→ **WORK TO COMPLETE**: Look for "data" in each line of the entries, and return the matching lines.

→ **INFORMATION SUPPLIED**:
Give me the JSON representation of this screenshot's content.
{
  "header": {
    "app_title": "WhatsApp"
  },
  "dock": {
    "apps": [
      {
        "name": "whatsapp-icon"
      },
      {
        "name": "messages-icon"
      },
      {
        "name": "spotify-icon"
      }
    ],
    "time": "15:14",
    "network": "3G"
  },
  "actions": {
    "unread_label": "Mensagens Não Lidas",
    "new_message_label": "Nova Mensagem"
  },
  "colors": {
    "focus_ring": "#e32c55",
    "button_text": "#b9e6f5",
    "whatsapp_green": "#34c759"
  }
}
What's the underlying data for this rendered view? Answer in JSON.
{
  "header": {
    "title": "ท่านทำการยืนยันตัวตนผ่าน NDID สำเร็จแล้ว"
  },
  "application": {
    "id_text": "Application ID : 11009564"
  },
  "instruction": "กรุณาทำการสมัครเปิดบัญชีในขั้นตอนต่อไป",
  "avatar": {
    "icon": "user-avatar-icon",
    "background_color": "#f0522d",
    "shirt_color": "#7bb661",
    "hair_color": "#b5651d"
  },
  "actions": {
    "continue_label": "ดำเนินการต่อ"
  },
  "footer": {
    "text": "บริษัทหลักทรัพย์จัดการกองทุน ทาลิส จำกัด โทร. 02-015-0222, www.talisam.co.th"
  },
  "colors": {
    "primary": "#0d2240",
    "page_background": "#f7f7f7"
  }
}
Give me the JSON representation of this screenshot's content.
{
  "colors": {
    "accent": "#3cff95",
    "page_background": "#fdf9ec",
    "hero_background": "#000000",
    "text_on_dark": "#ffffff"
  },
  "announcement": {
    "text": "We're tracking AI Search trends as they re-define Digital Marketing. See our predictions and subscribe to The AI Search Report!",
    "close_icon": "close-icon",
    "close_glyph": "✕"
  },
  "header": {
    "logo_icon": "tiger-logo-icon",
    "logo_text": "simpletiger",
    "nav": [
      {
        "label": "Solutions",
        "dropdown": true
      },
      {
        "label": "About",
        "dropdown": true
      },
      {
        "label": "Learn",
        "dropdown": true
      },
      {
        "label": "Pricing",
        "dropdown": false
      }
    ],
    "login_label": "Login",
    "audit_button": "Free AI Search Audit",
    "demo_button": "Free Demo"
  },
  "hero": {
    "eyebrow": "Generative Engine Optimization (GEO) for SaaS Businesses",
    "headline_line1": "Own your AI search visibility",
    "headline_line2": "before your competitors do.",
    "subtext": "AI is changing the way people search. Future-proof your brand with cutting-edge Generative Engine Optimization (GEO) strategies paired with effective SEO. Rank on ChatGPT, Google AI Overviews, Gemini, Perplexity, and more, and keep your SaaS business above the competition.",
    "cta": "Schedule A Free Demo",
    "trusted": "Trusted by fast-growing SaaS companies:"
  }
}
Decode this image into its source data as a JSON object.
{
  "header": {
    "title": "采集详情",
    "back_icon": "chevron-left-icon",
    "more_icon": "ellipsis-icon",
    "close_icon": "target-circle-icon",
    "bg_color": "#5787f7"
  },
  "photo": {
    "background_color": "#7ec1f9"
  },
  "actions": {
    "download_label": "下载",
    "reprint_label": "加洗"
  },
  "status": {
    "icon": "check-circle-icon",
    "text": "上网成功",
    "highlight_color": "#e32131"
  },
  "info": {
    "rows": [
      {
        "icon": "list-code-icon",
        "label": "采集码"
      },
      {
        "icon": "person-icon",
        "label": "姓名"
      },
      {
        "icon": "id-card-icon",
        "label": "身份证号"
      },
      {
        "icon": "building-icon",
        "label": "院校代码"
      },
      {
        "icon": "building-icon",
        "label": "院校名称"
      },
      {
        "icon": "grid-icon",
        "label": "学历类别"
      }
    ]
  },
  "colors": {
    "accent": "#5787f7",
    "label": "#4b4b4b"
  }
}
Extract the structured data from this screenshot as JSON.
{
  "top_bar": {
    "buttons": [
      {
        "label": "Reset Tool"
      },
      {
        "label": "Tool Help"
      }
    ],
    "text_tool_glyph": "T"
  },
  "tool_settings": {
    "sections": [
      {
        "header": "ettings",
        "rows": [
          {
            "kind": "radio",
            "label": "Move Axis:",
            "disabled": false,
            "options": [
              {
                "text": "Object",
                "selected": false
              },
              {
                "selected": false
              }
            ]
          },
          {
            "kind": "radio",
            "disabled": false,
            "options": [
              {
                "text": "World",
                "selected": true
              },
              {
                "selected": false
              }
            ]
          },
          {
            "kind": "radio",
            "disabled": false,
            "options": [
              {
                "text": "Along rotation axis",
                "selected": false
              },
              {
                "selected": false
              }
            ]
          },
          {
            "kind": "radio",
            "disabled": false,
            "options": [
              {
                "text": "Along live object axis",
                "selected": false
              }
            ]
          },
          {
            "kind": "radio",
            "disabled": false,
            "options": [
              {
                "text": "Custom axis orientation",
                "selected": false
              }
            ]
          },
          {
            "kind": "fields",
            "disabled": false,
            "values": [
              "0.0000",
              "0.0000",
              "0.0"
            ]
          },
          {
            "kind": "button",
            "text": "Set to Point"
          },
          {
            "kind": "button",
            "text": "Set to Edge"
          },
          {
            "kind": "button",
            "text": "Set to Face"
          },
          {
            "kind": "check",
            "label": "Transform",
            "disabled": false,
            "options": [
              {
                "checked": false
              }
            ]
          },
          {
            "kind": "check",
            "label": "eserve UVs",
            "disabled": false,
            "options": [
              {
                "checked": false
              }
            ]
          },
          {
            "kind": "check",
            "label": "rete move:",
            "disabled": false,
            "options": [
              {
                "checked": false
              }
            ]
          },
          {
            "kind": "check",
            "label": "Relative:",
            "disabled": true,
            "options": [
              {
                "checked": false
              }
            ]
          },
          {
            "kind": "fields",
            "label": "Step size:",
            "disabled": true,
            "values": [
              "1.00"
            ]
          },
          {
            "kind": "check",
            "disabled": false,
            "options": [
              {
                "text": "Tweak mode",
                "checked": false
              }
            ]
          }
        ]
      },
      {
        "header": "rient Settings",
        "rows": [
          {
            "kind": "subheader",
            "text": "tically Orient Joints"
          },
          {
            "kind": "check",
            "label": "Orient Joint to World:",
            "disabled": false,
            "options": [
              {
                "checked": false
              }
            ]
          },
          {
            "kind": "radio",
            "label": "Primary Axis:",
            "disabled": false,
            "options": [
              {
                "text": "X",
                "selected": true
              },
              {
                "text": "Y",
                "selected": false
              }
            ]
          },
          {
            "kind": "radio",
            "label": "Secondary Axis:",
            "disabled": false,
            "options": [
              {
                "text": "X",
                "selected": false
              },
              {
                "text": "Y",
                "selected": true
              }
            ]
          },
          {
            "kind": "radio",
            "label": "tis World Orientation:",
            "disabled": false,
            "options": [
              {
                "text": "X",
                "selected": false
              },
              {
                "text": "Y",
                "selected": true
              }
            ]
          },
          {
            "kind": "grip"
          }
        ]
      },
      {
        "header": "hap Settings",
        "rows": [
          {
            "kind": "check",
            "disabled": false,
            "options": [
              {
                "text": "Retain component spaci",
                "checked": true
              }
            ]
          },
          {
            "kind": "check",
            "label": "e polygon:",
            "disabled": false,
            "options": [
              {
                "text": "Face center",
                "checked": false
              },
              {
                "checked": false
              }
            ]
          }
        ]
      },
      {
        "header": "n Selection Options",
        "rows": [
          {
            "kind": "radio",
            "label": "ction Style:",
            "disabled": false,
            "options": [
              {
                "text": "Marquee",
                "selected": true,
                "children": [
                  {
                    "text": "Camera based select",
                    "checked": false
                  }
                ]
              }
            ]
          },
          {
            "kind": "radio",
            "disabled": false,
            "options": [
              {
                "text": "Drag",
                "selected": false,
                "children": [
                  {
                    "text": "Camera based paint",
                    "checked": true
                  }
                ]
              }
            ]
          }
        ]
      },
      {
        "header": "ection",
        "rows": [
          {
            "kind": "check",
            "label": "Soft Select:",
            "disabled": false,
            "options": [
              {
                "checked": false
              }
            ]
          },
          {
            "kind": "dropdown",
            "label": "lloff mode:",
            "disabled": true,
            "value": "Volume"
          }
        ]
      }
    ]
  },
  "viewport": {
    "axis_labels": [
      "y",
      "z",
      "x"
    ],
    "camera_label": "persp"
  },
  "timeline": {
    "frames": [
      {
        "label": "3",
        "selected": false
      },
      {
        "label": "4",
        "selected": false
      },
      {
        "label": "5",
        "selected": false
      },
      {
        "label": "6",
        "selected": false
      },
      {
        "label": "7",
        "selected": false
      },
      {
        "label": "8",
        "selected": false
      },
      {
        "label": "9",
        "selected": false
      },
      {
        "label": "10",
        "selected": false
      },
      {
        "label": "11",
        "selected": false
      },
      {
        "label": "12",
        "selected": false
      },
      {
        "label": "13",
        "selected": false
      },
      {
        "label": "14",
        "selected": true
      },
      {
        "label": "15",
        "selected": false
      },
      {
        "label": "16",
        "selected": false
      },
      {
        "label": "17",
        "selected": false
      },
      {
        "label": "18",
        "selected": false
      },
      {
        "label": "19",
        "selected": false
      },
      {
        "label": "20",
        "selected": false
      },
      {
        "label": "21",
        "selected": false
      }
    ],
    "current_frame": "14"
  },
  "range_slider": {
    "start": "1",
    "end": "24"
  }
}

→ **TASK ANSWER**:
What's the underlying data for this rendered view? Answer in JSON.
Decode this image into its source data as a JSON object.
Extract the structured data from this screenshot as JSON.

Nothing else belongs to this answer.